Given problem:
Below is a set of records; restate each one word for word.

>> begin Data shown

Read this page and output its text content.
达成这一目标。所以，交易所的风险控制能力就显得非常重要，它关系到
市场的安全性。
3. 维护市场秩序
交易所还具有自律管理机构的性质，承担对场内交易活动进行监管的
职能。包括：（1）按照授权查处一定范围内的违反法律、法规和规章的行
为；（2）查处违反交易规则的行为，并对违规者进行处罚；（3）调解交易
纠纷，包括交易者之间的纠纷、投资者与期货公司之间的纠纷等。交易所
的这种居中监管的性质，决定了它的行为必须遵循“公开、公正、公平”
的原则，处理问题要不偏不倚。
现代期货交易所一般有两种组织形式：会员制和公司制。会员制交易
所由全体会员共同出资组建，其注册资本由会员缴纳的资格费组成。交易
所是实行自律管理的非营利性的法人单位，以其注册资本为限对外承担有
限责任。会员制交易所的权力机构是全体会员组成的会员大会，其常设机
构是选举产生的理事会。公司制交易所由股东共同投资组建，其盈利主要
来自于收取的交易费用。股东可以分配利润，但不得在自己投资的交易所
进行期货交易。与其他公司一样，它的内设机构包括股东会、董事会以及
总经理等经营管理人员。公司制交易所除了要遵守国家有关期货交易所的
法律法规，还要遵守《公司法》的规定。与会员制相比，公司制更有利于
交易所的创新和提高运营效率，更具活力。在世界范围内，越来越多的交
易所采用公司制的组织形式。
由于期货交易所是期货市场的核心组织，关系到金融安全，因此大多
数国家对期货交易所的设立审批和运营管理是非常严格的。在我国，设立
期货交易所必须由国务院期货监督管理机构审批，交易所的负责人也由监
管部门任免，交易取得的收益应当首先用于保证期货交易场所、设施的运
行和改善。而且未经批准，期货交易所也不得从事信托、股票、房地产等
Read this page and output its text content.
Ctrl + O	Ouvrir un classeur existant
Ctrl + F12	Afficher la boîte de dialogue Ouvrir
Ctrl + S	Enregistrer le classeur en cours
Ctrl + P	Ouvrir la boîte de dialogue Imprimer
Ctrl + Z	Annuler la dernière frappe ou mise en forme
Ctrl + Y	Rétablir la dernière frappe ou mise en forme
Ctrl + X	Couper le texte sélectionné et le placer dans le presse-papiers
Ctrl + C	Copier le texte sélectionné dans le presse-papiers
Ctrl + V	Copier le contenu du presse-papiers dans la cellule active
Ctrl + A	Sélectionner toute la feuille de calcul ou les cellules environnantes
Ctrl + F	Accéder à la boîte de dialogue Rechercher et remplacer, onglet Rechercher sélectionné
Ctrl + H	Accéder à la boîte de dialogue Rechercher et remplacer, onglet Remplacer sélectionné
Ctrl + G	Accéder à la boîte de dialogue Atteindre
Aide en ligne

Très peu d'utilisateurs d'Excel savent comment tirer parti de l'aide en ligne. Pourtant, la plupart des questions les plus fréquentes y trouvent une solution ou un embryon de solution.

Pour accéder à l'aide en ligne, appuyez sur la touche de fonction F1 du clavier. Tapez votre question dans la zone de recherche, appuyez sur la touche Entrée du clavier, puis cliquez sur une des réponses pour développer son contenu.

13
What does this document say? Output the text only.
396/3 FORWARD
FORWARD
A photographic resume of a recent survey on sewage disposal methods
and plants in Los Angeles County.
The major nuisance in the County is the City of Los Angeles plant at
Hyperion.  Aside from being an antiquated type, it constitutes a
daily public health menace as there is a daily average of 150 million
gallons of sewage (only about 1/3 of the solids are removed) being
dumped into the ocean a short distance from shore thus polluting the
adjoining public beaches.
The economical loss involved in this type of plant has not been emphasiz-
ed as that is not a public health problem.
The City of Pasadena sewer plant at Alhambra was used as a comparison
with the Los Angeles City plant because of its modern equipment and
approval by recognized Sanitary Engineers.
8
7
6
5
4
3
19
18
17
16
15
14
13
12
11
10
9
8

>> end Data shown

Result of the task:
Read this page and output its text content.
达成这一目标。所以，交易所的风险控制能力就显得非常重要，它关系到
市场的安全性。
3. 维护市场秩序
交易所还具有自律管理机构的性质，承担对场内交易活动进行监管的
职能。包括：（1）按照授权查处一定范围内的违反法律、法规和规章的行
为；（2）查处违反交易规则的行为，并对违规者进行处罚；（3）调解交易
纠纷，包括交易者之间的纠纷、投资者与期货公司之间的纠纷等。交易所
的这种居中监管的性质，决定了它的行为必须遵循“公开、公正、公平”
的原则，处理问题要不偏不倚。
现代期货交易所一般有两种组织形式：会员制和公司制。会员制交易
所由全体会员共同出资组建，其注册资本由会员缴纳的资格费组成。交易
所是实行自律管理的非营利性的法人单位，以其注册资本为限对外承担有
限责任。会员制交易所的权力机构是全体会员组成的会员大会，其常设机
构是选举产生的理事会。公司制交易所由股东共同投资组建，其盈利主要
来自于收取的交易费用。股东可以分配利润，但不得在自己投资的交易所
进行期货交易。与其他公司一样，它的内设机构包括股东会、董事会以及
总经理等经营管理人员。公司制交易所除了要遵守国家有关期货交易所的
法律法规，还要遵守《公司法》的规定。与会员制相比，公司制更有利于
交易所的创新和提高运营效率，更具活力。在世界范围内，越来越多的交
易所采用公司制的组织形式。
由于期货交易所是期货市场的核心组织，关系到金融安全，因此大多
数国家对期货交易所的设立审批和运营管理是非常严格的。在我国，设立
期货交易所必须由国务院期货监督管理机构审批，交易所的负责人也由监
管部门任免，交易取得的收益应当首先用于保证期货交易场所、设施的运
行和改善。而且未经批准，期货交易所也不得从事信托、股票、房地产等
Read this page and output its text content.
Ctrl + O	Ouvrir un classeur existant
Ctrl + F12	Afficher la boîte de dialogue Ouvrir
Ctrl + S	Enregistrer le classeur en cours
Ctrl + P	Ouvrir la boîte de dialogue Imprimer
Ctrl + Z	Annuler la dernière frappe ou mise en forme
Ctrl + Y	Rétablir la dernière frappe ou mise en forme
Ctrl + X	Couper le texte sélectionné et le placer dans le presse-papiers
Ctrl + C	Copier le texte sélectionné dans le presse-papiers
Ctrl + V	Copier le contenu du presse-papiers dans la cellule active
Ctrl + A	Sélectionner toute la feuille de calcul ou les cellules environnantes
Ctrl + F	Accéder à la boîte de dialogue Rechercher et remplacer, onglet Rechercher sélectionné
Ctrl + H	Accéder à la boîte de dialogue Rechercher et remplacer, onglet Remplacer sélectionné
Ctrl + G	Accéder à la boîte de dialogue Atteindre
Aide en ligne

Très peu d'utilisateurs d'Excel savent comment tirer parti de l'aide en ligne. Pourtant, la plupart des questions les plus fréquentes y trouvent une solution ou un embryon de solution.

Pour accéder à l'aide en ligne, appuyez sur la touche de fonction F1 du clavier. Tapez votre question dans la zone de recherche, appuyez sur la touche Entrée du clavier, puis cliquez sur une des réponses pour développer son contenu.

13
What does this document say? Output the text only.
396/3 FORWARD
FORWARD
A photographic resume of a recent survey on sewage disposal methods
and plants in Los Angeles County.
The major nuisance in the County is the City of Los Angeles plant at
Hyperion.  Aside from being an antiquated type, it constitutes a
daily public health menace as there is a daily average of 150 million
gallons of sewage (only about 1/3 of the solids are removed) being
dumped into the ocean a short distance from shore thus polluting the
adjoining public beaches.
The economical loss involved in this type of plant has not been emphasiz-
ed as that is not a public health problem.
The City of Pasadena sewer plant at Alhambra was used as a comparison
with the Los Angeles City plant because of its modern equipment and
approval by recognized Sanitary Engineers.
8
7
6
5
4
3
19
18
17
16
15
14
13
12
11
10
9
8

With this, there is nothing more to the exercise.